Excerpt from a dataset
============================================================

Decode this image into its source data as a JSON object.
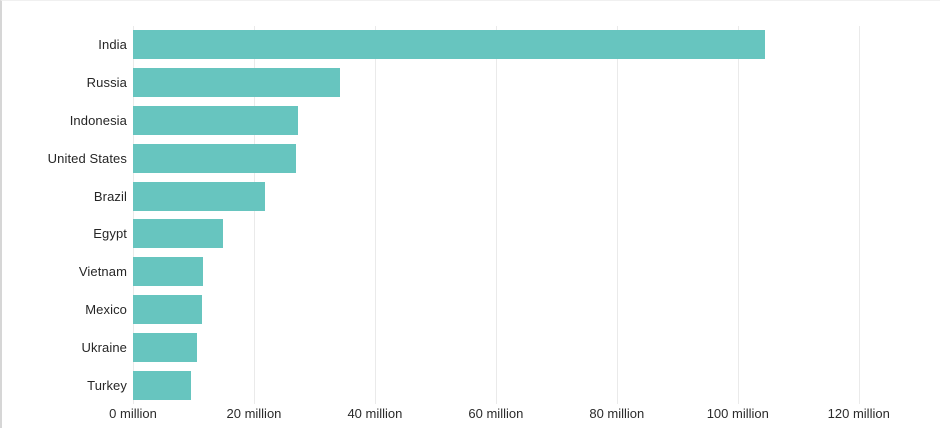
{
  "page": {
    "background": "#ffffff",
    "left_border_color": "#d6d6d6"
  },
  "chart_data": {
    "type": "bar",
    "orientation": "horizontal",
    "title": "",
    "xlabel": "",
    "ylabel": "",
    "unit": "million",
    "categories": [
      "India",
      "Russia",
      "Indonesia",
      "United States",
      "Brazil",
      "Egypt",
      "Vietnam",
      "Mexico",
      "Ukraine",
      "Turkey"
    ],
    "values": [
      104.5,
      34.3,
      27.2,
      26.9,
      21.9,
      14.8,
      11.6,
      11.4,
      10.6,
      9.6
    ],
    "x_ticks": [
      0,
      20,
      40,
      60,
      80,
      100,
      120
    ],
    "x_tick_labels": [
      "0 million",
      "20 million",
      "40 million",
      "60 million",
      "80 million",
      "100 million",
      "120 million"
    ],
    "xlim": [
      0,
      125.5
    ],
    "grid": true,
    "legend": false,
    "bar_color": "#67c5bf",
    "gridline_color": "#eaeaea",
    "label_color": "#262626"
  }
}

============================================================

DIRECTIONS → Report the number of lines containing the string "million" and add nothing to it.

TASK RESPONSE → 8